Skip the pictures and quote all of the lines exactly.
** begin **
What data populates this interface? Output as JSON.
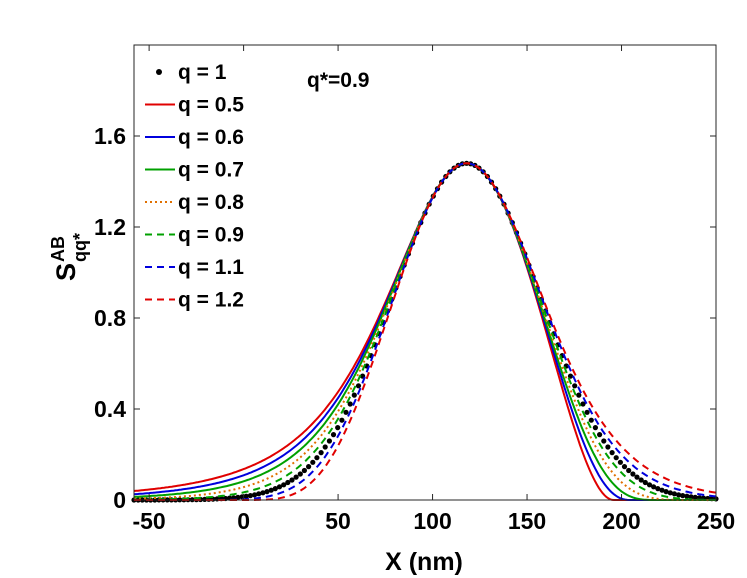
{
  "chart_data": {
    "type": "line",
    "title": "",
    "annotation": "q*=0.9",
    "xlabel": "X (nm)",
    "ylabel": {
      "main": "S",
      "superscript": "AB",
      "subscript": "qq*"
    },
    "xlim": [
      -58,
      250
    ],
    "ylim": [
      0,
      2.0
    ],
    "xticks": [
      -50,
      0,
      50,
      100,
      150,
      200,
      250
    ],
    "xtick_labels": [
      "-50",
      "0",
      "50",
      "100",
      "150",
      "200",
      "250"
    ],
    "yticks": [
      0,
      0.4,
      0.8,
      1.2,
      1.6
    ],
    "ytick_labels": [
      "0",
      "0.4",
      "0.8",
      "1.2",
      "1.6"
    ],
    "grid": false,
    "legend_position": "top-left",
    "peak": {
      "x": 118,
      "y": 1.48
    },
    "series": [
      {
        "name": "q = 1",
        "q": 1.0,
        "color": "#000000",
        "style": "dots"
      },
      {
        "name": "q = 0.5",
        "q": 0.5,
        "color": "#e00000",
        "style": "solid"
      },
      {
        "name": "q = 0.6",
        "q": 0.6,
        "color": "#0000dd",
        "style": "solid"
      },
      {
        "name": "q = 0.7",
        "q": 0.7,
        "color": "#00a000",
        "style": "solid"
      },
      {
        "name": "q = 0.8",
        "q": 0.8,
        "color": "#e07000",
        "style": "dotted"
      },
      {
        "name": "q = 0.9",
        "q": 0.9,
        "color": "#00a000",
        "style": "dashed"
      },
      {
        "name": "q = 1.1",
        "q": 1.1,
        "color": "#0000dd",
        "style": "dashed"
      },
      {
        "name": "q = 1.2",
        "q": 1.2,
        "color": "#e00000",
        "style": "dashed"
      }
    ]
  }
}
** end **
## The result
What data populates this interface? Output as JSON.
{
  "chart_data": {
    "type": "line",
    "title": "",
    "annotation": "q*=0.9",
    "xlabel": "X (nm)",
    "ylabel": {
      "main": "S",
      "superscript": "AB",
      "subscript": "qq*"
    },
    "xlim": [
      -58,
      250
    ],
    "ylim": [
      0,
      2.0
    ],
    "xticks": [
      -50,
      0,
      50,
      100,
      150,
      200,
      250
    ],
    "xtick_labels": [
      "-50",
      "0",
      "50",
      "100",
      "150",
      "200",
      "250"
    ],
    "yticks": [
      0,
      0.4,
      0.8,
      1.2,
      1.6
    ],
    "ytick_labels": [
      "0",
      "0.4",
      "0.8",
      "1.2",
      "1.6"
    ],
    "grid": false,
    "legend_position": "top-left",
    "peak": {
      "x": 118,
      "y": 1.48
    },
    "series": [
      {
        "name": "q = 1",
        "q": 1.0,
        "color": "#000000",
        "style": "dots"
      },
      {
        "name": "q = 0.5",
        "q": 0.5,
        "color": "#e00000",
        "style": "solid"
      },
      {
        "name": "q = 0.6",
        "q": 0.6,
        "color": "#0000dd",
        "style": "solid"
      },
      {
        "name": "q = 0.7",
        "q": 0.7,
        "color": "#00a000",
        "style": "solid"
      },
      {
        "name": "q = 0.8",
        "q": 0.8,
        "color": "#e07000",
        "style": "dotted"
      },
      {
        "name": "q = 0.9",
        "q": 0.9,
        "color": "#00a000",
        "style": "dashed"
      },
      {
        "name": "q = 1.1",
        "q": 1.1,
        "color": "#0000dd",
        "style": "dashed"
      },
      {
        "name": "q = 1.2",
        "q": 1.2,
        "color": "#e00000",
        "style": "dashed"
      }
    ]
  }
}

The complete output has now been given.